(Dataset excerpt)
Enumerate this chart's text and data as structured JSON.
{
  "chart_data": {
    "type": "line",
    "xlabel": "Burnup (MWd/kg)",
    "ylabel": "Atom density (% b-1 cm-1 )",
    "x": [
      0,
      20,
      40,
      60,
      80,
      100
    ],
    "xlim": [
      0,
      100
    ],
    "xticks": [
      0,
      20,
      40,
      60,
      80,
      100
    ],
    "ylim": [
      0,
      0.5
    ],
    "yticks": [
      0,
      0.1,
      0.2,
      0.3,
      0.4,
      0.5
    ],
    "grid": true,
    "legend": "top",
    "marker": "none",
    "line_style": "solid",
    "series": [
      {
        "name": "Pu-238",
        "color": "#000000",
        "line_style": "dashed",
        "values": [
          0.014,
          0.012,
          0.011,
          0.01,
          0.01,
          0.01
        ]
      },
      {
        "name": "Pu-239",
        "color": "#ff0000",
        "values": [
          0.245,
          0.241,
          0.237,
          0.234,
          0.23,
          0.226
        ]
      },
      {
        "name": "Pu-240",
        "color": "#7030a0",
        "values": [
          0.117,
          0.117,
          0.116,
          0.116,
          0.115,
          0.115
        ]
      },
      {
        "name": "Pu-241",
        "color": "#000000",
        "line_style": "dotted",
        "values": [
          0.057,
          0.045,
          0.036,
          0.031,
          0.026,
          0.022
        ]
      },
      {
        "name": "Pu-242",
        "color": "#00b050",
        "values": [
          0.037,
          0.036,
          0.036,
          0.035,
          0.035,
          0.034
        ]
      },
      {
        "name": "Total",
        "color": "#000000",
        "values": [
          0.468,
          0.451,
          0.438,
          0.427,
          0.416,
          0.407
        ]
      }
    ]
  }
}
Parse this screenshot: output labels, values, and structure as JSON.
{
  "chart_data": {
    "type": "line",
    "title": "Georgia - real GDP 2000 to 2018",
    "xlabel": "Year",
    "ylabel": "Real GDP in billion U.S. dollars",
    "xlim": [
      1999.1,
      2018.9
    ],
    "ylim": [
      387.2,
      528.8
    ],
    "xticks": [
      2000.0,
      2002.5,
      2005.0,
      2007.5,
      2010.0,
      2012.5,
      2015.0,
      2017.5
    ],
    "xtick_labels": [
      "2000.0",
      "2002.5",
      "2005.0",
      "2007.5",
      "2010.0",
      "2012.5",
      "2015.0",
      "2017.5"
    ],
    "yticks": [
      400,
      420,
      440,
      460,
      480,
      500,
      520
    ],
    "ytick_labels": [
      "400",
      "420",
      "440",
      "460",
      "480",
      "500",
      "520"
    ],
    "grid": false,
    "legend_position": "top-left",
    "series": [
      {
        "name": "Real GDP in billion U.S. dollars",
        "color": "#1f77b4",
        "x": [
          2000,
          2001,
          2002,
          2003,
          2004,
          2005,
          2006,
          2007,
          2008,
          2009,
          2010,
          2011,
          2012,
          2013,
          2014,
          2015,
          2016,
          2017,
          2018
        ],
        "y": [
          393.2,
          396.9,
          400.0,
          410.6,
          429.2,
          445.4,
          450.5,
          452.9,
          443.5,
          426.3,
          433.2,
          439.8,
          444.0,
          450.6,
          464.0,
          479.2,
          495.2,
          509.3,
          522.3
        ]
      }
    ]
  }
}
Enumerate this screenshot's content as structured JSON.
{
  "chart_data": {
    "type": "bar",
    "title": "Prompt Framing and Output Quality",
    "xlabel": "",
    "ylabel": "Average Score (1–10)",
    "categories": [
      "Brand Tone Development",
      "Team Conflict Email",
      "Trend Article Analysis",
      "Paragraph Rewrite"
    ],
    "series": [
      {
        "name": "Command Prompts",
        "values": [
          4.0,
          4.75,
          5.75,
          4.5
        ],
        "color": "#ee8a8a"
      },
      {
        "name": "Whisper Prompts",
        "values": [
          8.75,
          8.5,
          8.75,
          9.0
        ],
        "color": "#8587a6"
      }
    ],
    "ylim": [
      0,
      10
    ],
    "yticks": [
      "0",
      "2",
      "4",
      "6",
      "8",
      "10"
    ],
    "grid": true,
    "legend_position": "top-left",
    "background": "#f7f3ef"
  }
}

→ Exercise details
Gather from the data above every line with the string "JSON".

→ Exercise answer
Enumerate this chart's text and data as structured JSON.
Parse this screenshot: output labels, values, and structure as JSON.
Enumerate this screenshot's content as structured JSON.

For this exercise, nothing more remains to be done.